-- BEGIN DATA LISTING --
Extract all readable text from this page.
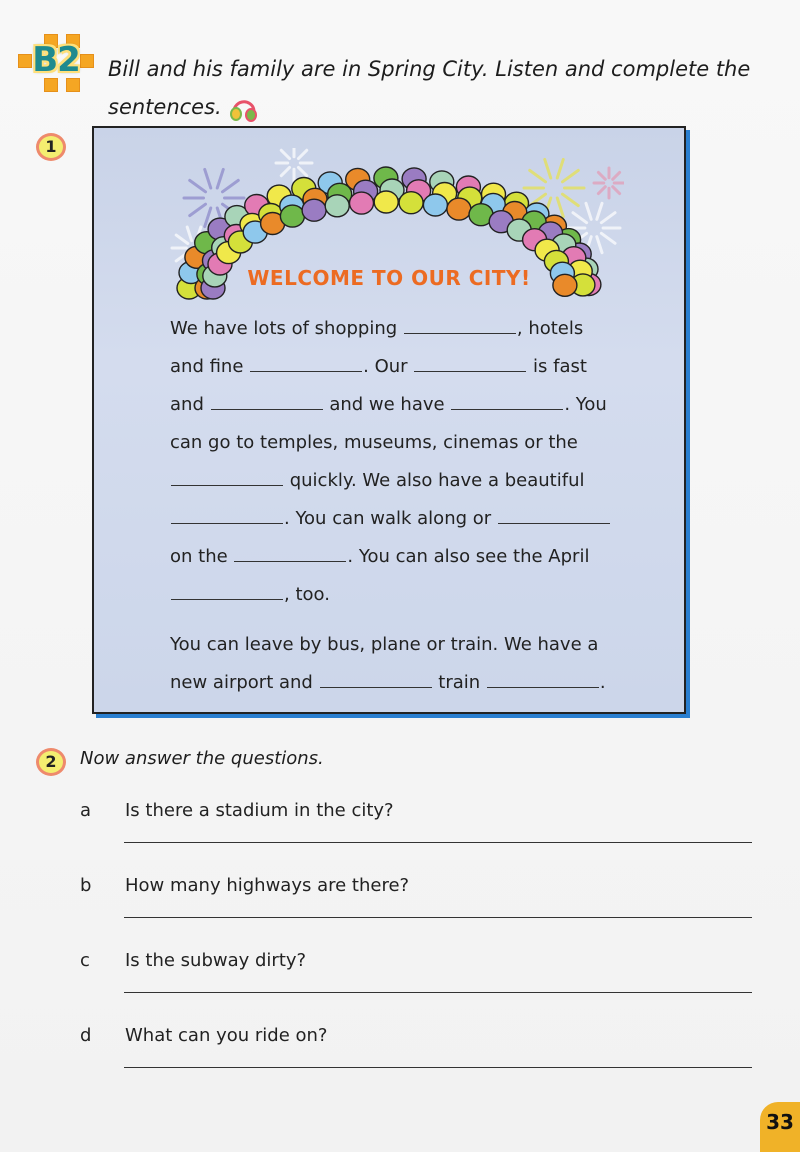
B2 Bill and his family are in Spring City. Listen and complete the sentences.
1
WELCOME TO OUR CITY!

We have lots of shopping	, hotels and fine	. Our	is fast and	and we have	. You can go to temples, museums, cinemas or the  quickly. We also have a beautiful . You can walk along or  on the	. You can also see the April , too.

You can leave by bus, plane or train. We have a new airport and	train	.

2	Now answer the questions.
a Is there a stadium in the city?
b How many highways are there?
c Is the subway dirty?
d What can you ride on?
33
-- END DATA LISTING --
> WRITTEN EXERCISE
Pull out all lines containing the word "have" from the entries above.

> ANSWER FOR THIS EXERCISE
We have lots of shopping	, hotels and fine	. Our	is fast and	and we have	. You can go to temples, museums, cinemas or the  quickly. We also have a beautiful . You can walk along or  on the	. You can also see the April , too.
You can leave by bus, plane or train. We have a new airport and	train	.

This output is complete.